Data supplied:

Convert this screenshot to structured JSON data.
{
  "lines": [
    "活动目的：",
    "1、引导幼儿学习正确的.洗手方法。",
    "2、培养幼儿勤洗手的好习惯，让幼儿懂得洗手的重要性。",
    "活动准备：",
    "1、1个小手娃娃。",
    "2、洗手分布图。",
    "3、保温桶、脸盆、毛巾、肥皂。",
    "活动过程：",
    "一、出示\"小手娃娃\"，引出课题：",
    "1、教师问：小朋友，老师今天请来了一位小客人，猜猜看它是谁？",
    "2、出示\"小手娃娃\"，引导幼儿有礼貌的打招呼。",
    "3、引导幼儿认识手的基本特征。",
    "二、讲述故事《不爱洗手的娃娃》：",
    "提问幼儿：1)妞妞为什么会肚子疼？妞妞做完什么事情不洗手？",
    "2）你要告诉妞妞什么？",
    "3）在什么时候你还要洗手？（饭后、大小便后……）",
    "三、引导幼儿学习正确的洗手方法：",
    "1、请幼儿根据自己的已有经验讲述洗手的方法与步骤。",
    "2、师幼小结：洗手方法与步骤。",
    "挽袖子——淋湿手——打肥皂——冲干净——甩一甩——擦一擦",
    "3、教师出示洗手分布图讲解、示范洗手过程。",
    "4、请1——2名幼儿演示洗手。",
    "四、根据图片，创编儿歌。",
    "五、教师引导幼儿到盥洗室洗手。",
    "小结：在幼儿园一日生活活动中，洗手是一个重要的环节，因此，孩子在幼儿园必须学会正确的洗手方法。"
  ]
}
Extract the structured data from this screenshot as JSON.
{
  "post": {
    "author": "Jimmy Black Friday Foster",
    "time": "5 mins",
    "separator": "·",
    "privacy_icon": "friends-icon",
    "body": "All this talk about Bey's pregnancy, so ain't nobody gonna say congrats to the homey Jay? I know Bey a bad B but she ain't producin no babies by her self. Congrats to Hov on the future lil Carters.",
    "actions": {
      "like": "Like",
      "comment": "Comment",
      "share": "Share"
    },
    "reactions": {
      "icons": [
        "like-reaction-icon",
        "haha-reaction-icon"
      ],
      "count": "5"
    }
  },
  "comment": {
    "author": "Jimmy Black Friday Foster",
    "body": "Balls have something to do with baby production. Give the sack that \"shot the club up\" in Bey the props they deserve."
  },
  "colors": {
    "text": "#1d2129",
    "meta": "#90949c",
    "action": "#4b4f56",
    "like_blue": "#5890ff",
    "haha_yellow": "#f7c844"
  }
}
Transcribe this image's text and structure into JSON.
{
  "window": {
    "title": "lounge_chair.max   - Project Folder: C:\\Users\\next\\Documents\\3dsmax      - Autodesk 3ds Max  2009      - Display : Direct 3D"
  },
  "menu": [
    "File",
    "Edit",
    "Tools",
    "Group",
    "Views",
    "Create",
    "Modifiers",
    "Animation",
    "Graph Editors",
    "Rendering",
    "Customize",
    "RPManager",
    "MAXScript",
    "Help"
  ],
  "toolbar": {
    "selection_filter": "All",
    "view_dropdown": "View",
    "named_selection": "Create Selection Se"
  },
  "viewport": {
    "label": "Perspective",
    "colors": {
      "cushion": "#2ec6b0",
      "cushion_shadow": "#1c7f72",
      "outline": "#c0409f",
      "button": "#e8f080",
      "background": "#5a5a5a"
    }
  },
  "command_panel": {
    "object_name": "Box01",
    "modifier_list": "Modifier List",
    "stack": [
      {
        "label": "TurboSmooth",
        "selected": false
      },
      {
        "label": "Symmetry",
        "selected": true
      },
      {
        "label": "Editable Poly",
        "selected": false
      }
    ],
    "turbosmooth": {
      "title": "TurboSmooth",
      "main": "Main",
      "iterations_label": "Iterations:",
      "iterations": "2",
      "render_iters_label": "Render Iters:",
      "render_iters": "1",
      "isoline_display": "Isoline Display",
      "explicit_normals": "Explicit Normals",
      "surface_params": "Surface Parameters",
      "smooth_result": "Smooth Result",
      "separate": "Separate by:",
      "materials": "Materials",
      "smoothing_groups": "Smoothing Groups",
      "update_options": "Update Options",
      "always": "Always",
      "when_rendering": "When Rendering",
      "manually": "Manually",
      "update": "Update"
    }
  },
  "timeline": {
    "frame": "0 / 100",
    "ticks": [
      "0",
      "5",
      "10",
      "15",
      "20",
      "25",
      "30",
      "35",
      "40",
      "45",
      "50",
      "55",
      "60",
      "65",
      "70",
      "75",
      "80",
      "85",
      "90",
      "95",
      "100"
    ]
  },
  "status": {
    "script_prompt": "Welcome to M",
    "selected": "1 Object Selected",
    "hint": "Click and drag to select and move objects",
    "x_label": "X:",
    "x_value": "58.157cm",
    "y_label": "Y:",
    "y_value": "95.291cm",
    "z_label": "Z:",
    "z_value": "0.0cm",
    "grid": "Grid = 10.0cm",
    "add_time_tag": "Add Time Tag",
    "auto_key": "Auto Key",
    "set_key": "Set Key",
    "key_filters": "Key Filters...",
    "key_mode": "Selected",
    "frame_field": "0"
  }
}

Task to carry out: Each of the records should be retyped exactly.

Answer for the task:
Convert this screenshot to structured JSON data.
{
  "lines": [
    "活动目的：",
    "1、引导幼儿学习正确的.洗手方法。",
    "2、培养幼儿勤洗手的好习惯，让幼儿懂得洗手的重要性。",
    "活动准备：",
    "1、1个小手娃娃。",
    "2、洗手分布图。",
    "3、保温桶、脸盆、毛巾、肥皂。",
    "活动过程：",
    "一、出示\"小手娃娃\"，引出课题：",
    "1、教师问：小朋友，老师今天请来了一位小客人，猜猜看它是谁？",
    "2、出示\"小手娃娃\"，引导幼儿有礼貌的打招呼。",
    "3、引导幼儿认识手的基本特征。",
    "二、讲述故事《不爱洗手的娃娃》：",
    "提问幼儿：1)妞妞为什么会肚子疼？妞妞做完什么事情不洗手？",
    "2）你要告诉妞妞什么？",
    "3）在什么时候你还要洗手？（饭后、大小便后……）",
    "三、引导幼儿学习正确的洗手方法：",
    "1、请幼儿根据自己的已有经验讲述洗手的方法与步骤。",
    "2、师幼小结：洗手方法与步骤。",
    "挽袖子——淋湿手——打肥皂——冲干净——甩一甩——擦一擦",
    "3、教师出示洗手分布图讲解、示范洗手过程。",
    "4、请1——2名幼儿演示洗手。",
    "四、根据图片，创编儿歌。",
    "五、教师引导幼儿到盥洗室洗手。",
    "小结：在幼儿园一日生活活动中，洗手是一个重要的环节，因此，孩子在幼儿园必须学会正确的洗手方法。"
  ]
}
Extract the structured data from this screenshot as JSON.
{
  "post": {
    "author": "Jimmy Black Friday Foster",
    "time": "5 mins",
    "separator": "·",
    "privacy_icon": "friends-icon",
    "body": "All this talk about Bey's pregnancy, so ain't nobody gonna say congrats to the homey Jay? I know Bey a bad B but she ain't producin no babies by her self. Congrats to Hov on the future lil Carters.",
    "actions": {
      "like": "Like",
      "comment": "Comment",
      "share": "Share"
    },
    "reactions": {
      "icons": [
        "like-reaction-icon",
        "haha-reaction-icon"
      ],
      "count": "5"
    }
  },
  "comment": {
    "author": "Jimmy Black Friday Foster",
    "body": "Balls have something to do with baby production. Give the sack that \"shot the club up\" in Bey the props they deserve."
  },
  "colors": {
    "text": "#1d2129",
    "meta": "#90949c",
    "action": "#4b4f56",
    "like_blue": "#5890ff",
    "haha_yellow": "#f7c844"
  }
}
Transcribe this image's text and structure into JSON.
{
  "window": {
    "title": "lounge_chair.max   - Project Folder: C:\\Users\\next\\Documents\\3dsmax      - Autodesk 3ds Max  2009      - Display : Direct 3D"
  },
  "menu": [
    "File",
    "Edit",
    "Tools",
    "Group",
    "Views",
    "Create",
    "Modifiers",
    "Animation",
    "Graph Editors",
    "Rendering",
    "Customize",
    "RPManager",
    "MAXScript",
    "Help"
  ],
  "toolbar": {
    "selection_filter": "All",
    "view_dropdown": "View",
    "named_selection": "Create Selection Se"
  },
  "viewport": {
    "label": "Perspective",
    "colors": {
      "cushion": "#2ec6b0",
      "cushion_shadow": "#1c7f72",
      "outline": "#c0409f",
      "button": "#e8f080",
      "background": "#5a5a5a"
    }
  },
  "command_panel": {
    "object_name": "Box01",
    "modifier_list": "Modifier List",
    "stack": [
      {
        "label": "TurboSmooth",
        "selected": false
      },
      {
        "label": "Symmetry",
        "selected": true
      },
      {
        "label": "Editable Poly",
        "selected": false
      }
    ],
    "turbosmooth": {
      "title": "TurboSmooth",
      "main": "Main",
      "iterations_label": "Iterations:",
      "iterations": "2",
      "render_iters_label": "Render Iters:",
      "render_iters": "1",
      "isoline_display": "Isoline Display",
      "explicit_normals": "Explicit Normals",
      "surface_params": "Surface Parameters",
      "smooth_result": "Smooth Result",
      "separate": "Separate by:",
      "materials": "Materials",
      "smoothing_groups": "Smoothing Groups",
      "update_options": "Update Options",
      "always": "Always",
      "when_rendering": "When Rendering",
      "manually": "Manually",
      "update": "Update"
    }
  },
  "timeline": {
    "frame": "0 / 100",
    "ticks": [
      "0",
      "5",
      "10",
      "15",
      "20",
      "25",
      "30",
      "35",
      "40",
      "45",
      "50",
      "55",
      "60",
      "65",
      "70",
      "75",
      "80",
      "85",
      "90",
      "95",
      "100"
    ]
  },
  "status": {
    "script_prompt": "Welcome to M",
    "selected": "1 Object Selected",
    "hint": "Click and drag to select and move objects",
    "x_label": "X:",
    "x_value": "58.157cm",
    "y_label": "Y:",
    "y_value": "95.291cm",
    "z_label": "Z:",
    "z_value": "0.0cm",
    "grid": "Grid = 10.0cm",
    "add_time_tag": "Add Time Tag",
    "auto_key": "Auto Key",
    "set_key": "Set Key",
    "key_filters": "Key Filters...",
    "key_mode": "Selected",
    "frame_field": "0"
  }
}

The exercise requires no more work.